— Begin RAW RECORDS —

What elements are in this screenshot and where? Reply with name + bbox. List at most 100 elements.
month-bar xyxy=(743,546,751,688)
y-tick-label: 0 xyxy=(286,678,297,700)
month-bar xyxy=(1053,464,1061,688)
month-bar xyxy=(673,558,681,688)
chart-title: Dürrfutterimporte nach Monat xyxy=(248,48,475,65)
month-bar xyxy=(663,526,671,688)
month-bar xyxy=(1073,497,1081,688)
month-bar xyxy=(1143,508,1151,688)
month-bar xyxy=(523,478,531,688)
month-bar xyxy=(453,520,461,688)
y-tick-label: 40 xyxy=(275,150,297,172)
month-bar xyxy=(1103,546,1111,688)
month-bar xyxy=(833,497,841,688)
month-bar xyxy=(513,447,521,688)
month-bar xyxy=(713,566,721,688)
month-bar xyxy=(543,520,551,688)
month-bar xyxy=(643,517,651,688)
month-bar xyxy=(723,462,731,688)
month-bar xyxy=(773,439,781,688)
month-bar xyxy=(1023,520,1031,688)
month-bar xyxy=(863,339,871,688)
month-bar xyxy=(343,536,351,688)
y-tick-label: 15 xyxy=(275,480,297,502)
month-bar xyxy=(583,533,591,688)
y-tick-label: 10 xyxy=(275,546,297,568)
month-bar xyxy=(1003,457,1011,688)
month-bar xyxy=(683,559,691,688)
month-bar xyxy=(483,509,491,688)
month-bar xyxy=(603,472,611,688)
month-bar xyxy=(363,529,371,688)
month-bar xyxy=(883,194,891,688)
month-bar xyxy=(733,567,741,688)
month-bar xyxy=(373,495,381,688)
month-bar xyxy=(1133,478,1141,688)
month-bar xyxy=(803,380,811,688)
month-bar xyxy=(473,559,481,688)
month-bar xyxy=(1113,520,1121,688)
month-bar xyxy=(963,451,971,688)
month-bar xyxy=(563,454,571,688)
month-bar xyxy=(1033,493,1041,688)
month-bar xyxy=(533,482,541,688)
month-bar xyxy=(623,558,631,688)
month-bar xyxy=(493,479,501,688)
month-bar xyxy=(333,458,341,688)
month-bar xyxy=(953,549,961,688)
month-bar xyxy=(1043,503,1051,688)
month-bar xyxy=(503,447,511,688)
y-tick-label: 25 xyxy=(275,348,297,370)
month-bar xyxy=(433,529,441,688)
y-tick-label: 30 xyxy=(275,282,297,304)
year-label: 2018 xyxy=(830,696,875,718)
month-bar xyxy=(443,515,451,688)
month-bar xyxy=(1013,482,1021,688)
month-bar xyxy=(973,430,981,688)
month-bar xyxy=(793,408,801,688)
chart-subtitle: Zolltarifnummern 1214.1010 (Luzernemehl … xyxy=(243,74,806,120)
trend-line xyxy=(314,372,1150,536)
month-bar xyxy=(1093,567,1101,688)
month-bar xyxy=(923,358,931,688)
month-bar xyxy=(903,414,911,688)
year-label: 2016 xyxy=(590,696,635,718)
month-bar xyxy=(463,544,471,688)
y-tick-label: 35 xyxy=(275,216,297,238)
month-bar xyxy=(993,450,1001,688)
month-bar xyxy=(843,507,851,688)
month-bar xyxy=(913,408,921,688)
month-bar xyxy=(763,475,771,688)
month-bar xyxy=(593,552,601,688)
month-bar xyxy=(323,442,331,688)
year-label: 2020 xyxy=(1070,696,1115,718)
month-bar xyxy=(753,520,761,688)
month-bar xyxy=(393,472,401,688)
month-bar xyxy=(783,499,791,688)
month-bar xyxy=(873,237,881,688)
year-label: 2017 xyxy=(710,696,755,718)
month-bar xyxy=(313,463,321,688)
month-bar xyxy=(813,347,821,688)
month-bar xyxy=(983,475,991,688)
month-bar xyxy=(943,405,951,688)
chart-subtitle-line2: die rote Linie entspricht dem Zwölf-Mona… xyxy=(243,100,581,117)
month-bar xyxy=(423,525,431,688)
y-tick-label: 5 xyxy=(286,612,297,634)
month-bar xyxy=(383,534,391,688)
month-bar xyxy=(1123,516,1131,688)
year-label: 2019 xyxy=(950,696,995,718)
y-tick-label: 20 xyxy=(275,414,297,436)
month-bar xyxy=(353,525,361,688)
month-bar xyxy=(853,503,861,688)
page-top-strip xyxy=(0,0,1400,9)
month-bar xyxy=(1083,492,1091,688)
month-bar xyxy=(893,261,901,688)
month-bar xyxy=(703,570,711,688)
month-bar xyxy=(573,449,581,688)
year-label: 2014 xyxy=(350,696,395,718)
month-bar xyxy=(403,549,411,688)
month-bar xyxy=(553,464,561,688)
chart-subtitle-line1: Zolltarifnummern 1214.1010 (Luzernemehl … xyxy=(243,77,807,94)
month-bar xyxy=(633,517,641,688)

— End RAW RECORDS —
— Begin RAW RECORDS —

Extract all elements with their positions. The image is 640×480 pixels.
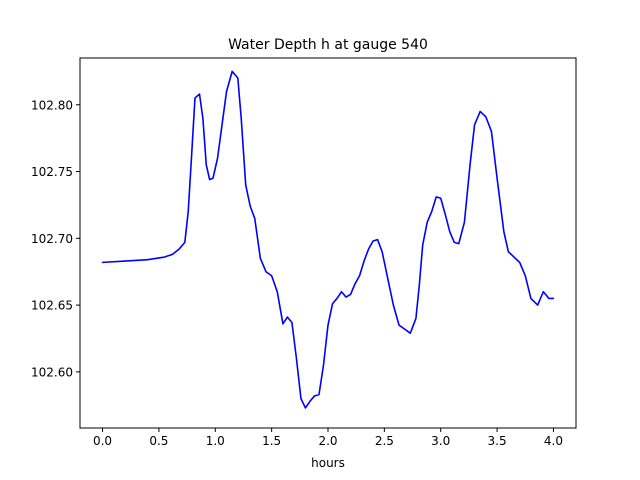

— End RAW RECORDS —
— Begin RAW RECORDS —

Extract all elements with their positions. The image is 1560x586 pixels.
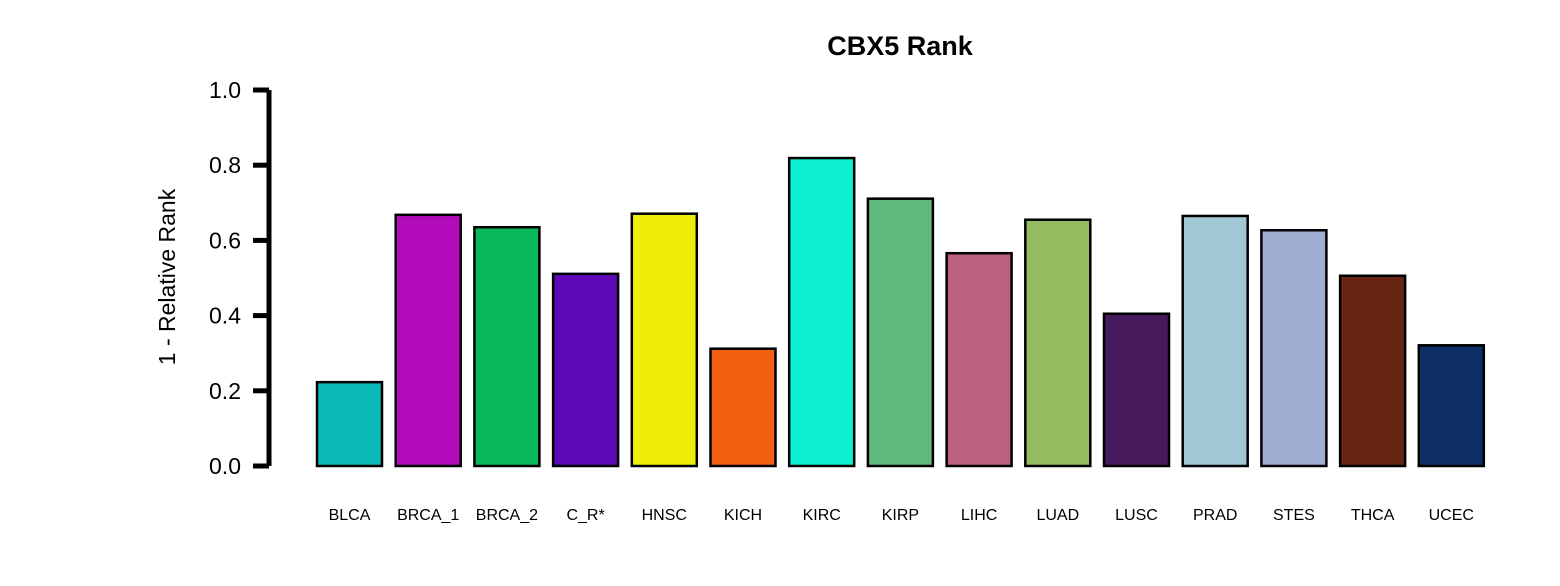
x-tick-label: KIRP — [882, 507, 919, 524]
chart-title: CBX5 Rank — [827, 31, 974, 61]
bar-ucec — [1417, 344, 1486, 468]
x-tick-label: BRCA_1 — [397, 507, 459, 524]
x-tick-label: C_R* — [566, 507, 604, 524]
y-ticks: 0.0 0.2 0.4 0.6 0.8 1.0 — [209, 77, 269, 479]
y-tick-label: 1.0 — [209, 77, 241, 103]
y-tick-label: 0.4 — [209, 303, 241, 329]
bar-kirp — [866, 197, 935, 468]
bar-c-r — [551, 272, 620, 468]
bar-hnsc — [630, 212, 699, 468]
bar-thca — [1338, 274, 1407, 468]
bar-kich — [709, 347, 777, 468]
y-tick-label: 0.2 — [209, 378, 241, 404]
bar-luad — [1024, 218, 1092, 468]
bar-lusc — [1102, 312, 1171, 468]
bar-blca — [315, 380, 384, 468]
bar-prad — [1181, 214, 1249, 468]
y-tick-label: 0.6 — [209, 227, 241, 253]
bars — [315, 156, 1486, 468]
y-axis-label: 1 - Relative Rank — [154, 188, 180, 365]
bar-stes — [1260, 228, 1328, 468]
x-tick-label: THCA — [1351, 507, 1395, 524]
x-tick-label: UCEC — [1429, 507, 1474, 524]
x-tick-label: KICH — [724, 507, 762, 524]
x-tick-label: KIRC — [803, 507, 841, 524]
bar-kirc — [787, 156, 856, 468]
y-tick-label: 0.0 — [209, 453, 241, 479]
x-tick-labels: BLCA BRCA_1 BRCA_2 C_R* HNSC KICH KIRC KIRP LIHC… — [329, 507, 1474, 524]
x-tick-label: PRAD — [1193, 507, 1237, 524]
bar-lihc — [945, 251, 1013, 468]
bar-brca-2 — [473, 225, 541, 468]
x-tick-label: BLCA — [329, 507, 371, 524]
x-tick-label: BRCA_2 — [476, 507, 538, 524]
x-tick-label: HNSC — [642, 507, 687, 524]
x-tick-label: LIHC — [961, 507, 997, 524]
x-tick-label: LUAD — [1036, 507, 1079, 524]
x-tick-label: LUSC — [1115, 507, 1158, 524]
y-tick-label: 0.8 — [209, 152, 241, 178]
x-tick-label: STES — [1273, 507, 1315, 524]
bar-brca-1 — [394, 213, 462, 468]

— End RAW RECORDS —

■ WHAT THE EXERCISE ASKS: Copy out the lines starting with the one that contains "Extract all elements with their positions. The image is 1560x586" and ending with the one that contains "x-tick-label: C_R* — [566, 507, 604, 524]", both included, and leave out any pictures.

■ COMPLETED TASK:
Extract all elements with their positions. The image is 1560x586 pixels.
x-tick-label: KIRP — [882, 507, 919, 524]
chart-title: CBX5 Rank — [827, 31, 974, 61]
bar-ucec — [1417, 344, 1486, 468]
x-tick-label: BRCA_1 — [397, 507, 459, 524]
x-tick-label: C_R* — [566, 507, 604, 524]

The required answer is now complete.